Below are the records; copy each line in them that holds the word "WITH".

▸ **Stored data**
═══
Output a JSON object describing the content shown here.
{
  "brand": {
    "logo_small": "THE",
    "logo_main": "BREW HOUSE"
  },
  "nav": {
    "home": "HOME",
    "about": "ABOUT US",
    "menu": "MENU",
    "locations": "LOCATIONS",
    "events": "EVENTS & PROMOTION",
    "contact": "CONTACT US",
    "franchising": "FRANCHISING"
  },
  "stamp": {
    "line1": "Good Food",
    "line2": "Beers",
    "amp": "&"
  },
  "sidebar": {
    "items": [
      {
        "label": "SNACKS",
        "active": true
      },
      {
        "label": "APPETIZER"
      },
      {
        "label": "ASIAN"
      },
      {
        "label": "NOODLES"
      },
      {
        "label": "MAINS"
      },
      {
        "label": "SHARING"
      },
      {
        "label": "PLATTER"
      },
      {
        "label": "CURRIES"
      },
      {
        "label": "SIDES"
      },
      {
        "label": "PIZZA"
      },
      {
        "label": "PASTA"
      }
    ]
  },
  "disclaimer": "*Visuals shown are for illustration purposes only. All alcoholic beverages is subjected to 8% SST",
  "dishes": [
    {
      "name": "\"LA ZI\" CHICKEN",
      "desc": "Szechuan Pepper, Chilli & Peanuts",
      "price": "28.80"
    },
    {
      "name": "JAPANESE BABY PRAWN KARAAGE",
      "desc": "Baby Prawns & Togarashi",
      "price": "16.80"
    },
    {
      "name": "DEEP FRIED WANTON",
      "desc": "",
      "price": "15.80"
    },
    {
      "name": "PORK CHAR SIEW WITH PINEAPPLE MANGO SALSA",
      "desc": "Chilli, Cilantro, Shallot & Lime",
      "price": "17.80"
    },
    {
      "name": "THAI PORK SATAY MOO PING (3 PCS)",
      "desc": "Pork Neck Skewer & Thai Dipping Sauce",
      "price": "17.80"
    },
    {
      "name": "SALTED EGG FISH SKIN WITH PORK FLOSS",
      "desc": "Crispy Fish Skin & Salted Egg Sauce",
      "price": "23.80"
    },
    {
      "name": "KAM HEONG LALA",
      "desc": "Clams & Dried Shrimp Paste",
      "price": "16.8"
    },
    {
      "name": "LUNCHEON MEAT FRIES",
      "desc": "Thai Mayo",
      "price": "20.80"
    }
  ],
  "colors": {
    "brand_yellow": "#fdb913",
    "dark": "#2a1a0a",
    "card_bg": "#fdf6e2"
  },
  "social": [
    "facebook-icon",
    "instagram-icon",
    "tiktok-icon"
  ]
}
═══
▸ **Exercise solution**
      "name": "PORK CHAR SIEW WITH PINEAPPLE MANGO SALSA",
      "name": "SALTED EGG FISH SKIN WITH PORK FLOSS",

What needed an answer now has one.